=== WHAT TO WORK ON ===
a. List every variable that the code in the weight-update passage assigns before its while loop begins.
b. Summarize the weight-update passage in two sentences.

=== PASSAGE TO READ ===
+-------+

After 20 iterations I have a weight of 4.628 and a predicted value of 13.88.  If I continue this iterative process, I will continue to get closer and closer to 14.  I am now going to demonstrate how to program this.

In [82]:
input_val = 3
weight = 3
actual_val = 14
error = (input_val * weight) - actual_val
learning_rate = 0.01
counter = 1
predicted_val = input_val * weight
error_list = []

while abs(error) > 0.01:    # I will stop my loop after my error is greater than 0.01
    error = (input_val * weight) - actual_val
    error_list.append(error)
    predicted_val = input_val * weight
    print ('Iteration Number {} - Error: {} - Predicted Value {} - Weight {}'.format(counter, round(error, 3), 
                                                                         round(predicted_val, 3), 
                                                                                    round(weight, 3)))

+-------+

=== MATERIAL SUPPLIED ===

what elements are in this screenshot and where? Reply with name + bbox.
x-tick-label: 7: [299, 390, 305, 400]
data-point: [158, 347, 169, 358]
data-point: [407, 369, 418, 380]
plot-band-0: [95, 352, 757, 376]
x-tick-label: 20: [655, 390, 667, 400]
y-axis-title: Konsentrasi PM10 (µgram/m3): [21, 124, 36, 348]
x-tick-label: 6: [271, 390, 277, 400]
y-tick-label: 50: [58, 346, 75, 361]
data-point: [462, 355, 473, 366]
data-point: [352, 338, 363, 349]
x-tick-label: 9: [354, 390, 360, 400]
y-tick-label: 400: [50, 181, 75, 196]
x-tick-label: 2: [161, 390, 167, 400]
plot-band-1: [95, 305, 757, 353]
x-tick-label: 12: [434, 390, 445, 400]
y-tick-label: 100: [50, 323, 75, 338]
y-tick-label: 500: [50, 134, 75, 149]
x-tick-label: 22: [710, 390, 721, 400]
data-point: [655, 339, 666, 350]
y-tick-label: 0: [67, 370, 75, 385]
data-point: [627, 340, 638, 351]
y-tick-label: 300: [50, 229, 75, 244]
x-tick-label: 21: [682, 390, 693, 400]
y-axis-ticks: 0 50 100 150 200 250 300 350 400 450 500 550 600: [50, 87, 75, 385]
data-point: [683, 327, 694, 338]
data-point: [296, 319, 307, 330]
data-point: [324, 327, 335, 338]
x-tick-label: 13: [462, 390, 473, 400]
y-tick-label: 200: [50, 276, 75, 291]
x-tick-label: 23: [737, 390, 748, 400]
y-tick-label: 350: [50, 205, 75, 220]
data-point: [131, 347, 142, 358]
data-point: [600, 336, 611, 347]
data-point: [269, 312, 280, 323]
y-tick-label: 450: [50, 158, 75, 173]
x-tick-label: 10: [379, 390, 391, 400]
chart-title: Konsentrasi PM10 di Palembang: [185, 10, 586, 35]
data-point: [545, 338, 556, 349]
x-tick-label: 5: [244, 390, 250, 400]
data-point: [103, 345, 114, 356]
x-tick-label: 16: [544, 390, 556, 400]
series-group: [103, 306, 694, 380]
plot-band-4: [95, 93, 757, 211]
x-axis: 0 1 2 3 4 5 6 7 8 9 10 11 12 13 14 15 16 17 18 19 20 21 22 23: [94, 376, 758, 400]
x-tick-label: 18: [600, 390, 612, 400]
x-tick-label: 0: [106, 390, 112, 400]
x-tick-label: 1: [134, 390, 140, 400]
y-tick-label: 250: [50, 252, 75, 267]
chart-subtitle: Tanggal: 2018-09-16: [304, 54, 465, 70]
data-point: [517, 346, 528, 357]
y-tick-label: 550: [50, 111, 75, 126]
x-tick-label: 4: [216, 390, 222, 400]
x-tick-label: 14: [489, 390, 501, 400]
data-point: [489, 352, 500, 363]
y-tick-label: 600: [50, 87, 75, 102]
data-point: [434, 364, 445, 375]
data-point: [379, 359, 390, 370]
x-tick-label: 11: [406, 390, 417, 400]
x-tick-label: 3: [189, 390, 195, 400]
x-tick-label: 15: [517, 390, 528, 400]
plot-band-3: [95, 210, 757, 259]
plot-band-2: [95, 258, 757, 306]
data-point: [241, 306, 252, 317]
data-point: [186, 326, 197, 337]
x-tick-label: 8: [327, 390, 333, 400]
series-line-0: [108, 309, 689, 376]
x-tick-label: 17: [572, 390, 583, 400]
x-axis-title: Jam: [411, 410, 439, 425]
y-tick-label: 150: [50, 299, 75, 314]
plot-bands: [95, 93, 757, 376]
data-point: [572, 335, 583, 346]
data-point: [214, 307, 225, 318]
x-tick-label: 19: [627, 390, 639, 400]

+-------+

=== RESPONSES ===
a. input_val, weight, actual_val, error, learning_rate, counter, predicted_val, error_list

b. After 20 iterations the weight is 4.628 and the predicted value is 13.88, and continuing the iterative process brings the prediction closer and closer to 14. The code then programs this process, starting from an input of 3, a weight of 3, an actual value of 14 and a learning rate of 0.01, and looping while the absolute error is above 0.01, recording the error and printing the iteration number, error, predicted value and weight on each pass.